WHAT IS REQUIRED> Identify the lines that contain the word "icon" and copy each one.

Records that describe figures>
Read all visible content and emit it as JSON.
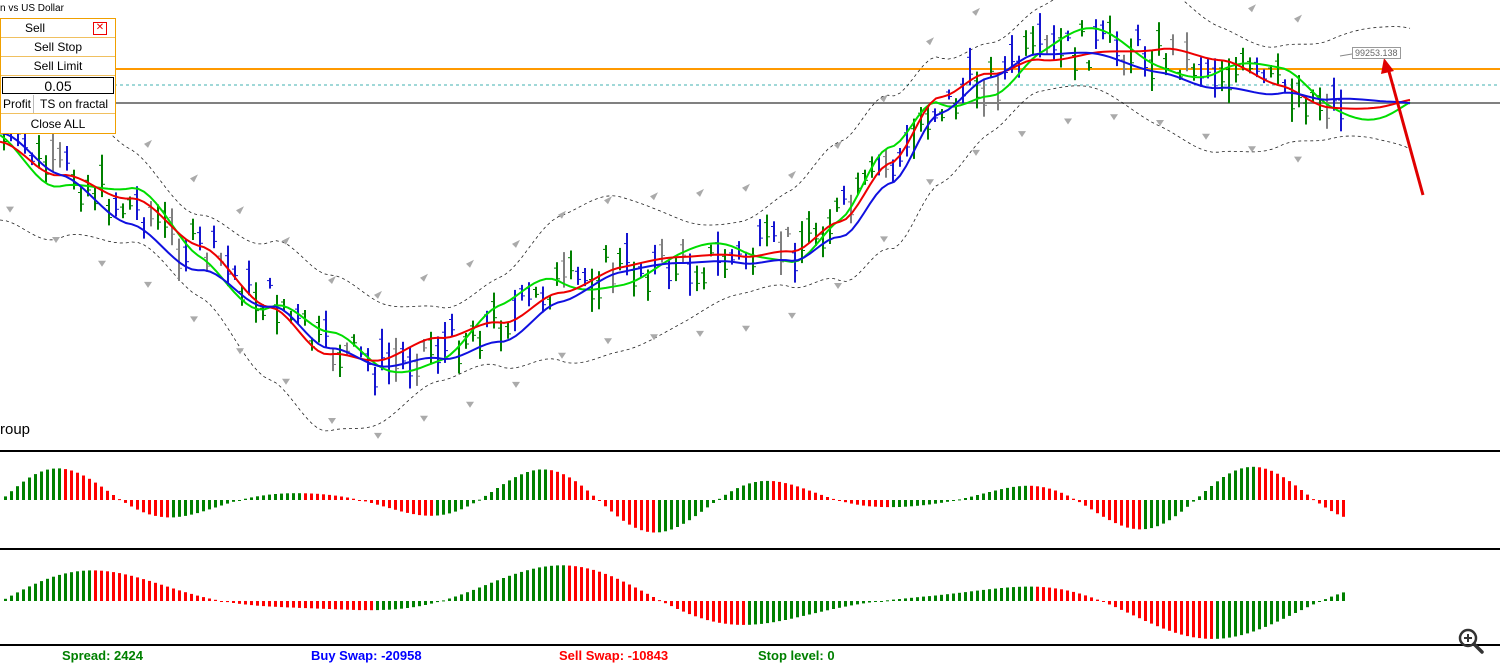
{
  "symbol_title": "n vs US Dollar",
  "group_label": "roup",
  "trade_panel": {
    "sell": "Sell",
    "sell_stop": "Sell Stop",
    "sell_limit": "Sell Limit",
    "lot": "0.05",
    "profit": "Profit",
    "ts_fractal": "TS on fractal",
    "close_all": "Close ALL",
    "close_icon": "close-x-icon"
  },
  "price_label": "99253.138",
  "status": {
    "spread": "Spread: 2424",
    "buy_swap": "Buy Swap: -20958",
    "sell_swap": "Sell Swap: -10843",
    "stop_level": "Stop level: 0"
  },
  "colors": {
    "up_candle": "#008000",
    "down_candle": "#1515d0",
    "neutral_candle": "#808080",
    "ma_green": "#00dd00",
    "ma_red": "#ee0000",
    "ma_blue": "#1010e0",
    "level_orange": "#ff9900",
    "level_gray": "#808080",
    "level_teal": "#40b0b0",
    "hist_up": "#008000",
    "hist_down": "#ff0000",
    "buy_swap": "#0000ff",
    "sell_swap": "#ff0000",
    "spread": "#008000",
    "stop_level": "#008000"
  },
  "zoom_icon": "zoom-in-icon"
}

* * *

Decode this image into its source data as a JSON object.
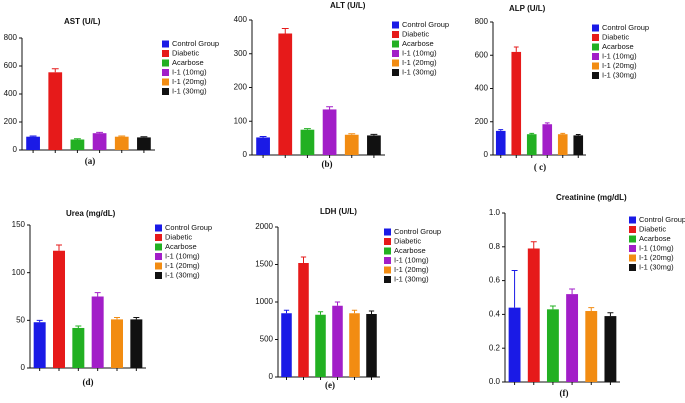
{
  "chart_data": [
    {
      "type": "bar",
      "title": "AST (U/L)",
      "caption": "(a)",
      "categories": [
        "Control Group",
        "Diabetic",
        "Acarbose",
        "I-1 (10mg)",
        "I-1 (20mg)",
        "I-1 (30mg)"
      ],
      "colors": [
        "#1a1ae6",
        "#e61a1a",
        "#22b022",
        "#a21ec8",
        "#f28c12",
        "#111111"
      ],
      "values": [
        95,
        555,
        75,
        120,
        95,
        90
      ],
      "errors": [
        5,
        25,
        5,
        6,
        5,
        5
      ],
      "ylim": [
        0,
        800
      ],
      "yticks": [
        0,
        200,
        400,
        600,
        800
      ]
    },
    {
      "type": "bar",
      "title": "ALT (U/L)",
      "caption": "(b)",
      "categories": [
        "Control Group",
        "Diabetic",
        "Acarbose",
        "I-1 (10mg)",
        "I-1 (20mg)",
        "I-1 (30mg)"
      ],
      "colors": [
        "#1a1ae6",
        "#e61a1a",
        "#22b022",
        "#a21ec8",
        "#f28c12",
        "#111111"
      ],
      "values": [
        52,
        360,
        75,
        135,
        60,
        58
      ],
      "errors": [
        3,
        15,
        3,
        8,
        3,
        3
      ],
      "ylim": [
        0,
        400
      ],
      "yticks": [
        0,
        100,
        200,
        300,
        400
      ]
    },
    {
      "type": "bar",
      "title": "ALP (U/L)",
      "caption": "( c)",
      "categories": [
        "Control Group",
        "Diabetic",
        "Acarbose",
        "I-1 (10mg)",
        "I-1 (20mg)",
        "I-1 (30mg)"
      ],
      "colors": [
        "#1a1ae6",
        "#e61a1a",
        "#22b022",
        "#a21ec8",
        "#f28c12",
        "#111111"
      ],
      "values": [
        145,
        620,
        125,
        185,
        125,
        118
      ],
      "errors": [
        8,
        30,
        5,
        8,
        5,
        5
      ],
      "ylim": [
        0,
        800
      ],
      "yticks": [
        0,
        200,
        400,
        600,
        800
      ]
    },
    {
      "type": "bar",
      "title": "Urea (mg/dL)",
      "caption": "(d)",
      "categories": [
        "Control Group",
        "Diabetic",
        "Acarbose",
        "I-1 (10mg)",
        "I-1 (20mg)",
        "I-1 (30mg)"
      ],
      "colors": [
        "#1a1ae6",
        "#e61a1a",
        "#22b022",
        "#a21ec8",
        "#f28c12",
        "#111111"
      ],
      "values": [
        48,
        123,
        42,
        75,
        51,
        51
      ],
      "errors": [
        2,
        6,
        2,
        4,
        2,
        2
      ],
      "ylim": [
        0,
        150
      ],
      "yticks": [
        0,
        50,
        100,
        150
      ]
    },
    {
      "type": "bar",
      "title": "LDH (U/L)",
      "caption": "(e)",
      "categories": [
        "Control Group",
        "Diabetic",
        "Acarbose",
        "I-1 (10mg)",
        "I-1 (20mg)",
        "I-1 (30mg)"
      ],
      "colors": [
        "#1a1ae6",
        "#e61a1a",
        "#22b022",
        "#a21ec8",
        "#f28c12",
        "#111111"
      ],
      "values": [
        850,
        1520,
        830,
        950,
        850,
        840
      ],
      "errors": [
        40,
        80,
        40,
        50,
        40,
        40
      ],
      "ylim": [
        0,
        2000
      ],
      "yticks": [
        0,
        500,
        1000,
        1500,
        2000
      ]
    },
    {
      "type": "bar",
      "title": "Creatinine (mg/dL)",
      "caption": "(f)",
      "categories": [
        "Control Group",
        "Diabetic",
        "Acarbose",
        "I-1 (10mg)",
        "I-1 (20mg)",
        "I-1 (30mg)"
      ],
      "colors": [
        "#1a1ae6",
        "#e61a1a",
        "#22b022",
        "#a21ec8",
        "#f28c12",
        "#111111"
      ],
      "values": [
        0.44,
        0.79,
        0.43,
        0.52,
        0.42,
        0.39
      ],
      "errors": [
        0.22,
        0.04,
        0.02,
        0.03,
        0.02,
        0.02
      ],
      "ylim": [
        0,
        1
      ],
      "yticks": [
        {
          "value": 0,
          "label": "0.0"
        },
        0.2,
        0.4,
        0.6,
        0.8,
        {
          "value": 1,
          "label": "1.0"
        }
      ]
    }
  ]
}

COMPLETE RESPONSE>
    "close_icon": "close-x-icon"
  "zoom_icon": "zoom-in-icon"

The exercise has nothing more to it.